## Begin GIVEN RECORDS

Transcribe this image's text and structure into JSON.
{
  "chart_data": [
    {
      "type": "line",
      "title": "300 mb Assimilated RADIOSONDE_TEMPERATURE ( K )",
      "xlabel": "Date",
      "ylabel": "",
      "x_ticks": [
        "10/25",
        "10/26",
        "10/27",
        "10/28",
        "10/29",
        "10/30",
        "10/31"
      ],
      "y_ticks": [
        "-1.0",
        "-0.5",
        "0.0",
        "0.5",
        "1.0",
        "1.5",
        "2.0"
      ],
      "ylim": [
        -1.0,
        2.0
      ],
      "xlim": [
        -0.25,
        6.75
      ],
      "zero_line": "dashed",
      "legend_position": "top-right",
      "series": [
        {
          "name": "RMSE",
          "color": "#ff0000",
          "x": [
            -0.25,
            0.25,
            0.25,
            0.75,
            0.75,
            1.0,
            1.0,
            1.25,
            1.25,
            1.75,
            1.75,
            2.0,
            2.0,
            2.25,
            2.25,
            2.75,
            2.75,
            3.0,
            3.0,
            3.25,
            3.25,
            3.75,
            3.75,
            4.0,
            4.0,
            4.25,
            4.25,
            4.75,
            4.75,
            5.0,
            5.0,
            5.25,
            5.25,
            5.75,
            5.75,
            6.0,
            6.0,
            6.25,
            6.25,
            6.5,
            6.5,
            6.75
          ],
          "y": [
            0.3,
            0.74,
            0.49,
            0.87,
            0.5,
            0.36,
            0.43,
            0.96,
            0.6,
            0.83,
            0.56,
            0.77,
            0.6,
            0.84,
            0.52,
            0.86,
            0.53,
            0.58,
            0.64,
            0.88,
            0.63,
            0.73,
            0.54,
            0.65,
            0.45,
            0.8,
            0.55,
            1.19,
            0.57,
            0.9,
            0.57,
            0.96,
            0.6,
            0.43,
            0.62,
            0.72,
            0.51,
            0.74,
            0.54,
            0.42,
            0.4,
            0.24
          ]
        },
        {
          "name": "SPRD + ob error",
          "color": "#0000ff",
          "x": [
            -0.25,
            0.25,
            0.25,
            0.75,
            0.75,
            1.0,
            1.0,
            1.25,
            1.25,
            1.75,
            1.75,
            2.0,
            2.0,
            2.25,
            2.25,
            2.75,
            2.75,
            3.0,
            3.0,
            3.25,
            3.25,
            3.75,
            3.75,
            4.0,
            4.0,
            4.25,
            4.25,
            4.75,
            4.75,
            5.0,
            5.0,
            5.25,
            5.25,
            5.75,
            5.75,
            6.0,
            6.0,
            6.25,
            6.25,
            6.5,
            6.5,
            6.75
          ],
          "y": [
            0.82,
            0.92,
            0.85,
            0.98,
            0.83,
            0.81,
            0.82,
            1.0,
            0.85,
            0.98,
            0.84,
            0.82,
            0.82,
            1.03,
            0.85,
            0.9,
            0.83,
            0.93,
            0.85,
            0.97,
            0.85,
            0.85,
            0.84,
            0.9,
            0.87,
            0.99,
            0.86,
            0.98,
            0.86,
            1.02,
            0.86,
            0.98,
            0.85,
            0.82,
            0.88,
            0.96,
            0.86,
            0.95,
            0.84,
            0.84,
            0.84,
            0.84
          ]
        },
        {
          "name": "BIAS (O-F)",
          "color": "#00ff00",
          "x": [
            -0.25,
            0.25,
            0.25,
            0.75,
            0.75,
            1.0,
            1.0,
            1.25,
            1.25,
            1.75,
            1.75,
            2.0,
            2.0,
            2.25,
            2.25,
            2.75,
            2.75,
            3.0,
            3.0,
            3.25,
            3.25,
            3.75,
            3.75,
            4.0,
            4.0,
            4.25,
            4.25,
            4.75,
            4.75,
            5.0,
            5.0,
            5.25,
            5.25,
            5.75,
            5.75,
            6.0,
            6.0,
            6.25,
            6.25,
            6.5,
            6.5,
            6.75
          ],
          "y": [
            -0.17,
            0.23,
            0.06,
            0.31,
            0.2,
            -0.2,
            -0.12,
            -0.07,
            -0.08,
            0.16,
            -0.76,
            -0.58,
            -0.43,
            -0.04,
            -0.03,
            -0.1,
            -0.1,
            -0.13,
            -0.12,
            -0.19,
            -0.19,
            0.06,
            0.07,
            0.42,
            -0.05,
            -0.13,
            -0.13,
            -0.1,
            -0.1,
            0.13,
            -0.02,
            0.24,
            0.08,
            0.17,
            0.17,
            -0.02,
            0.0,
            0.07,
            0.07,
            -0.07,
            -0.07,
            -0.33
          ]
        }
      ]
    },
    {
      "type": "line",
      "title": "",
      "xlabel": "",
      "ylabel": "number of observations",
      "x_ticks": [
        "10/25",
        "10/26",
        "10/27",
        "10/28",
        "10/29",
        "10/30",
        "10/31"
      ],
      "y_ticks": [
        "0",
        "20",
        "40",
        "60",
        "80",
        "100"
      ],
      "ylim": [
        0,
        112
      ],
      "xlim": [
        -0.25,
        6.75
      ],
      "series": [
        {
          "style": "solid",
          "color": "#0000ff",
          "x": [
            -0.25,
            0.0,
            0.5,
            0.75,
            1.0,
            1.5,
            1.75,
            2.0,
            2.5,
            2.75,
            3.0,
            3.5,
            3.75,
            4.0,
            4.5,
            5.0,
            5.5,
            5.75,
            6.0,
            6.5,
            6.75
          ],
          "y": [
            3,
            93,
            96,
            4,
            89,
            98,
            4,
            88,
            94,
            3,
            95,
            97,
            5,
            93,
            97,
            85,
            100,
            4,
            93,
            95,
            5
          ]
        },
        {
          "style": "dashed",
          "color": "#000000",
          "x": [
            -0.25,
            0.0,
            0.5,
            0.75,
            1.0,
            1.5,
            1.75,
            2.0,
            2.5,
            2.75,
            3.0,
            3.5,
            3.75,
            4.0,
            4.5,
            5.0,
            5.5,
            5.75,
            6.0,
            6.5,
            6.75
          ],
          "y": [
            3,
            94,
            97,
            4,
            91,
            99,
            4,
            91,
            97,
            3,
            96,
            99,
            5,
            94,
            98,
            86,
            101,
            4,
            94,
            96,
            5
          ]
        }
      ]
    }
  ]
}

## End GIVEN RECORDS

Which lines in the listing above hold the word "color"? Show each of them.

          "color": "#ff0000",
          "color": "#0000ff",
          "color": "#00ff00",
          "color": "#0000ff",
          "color": "#000000",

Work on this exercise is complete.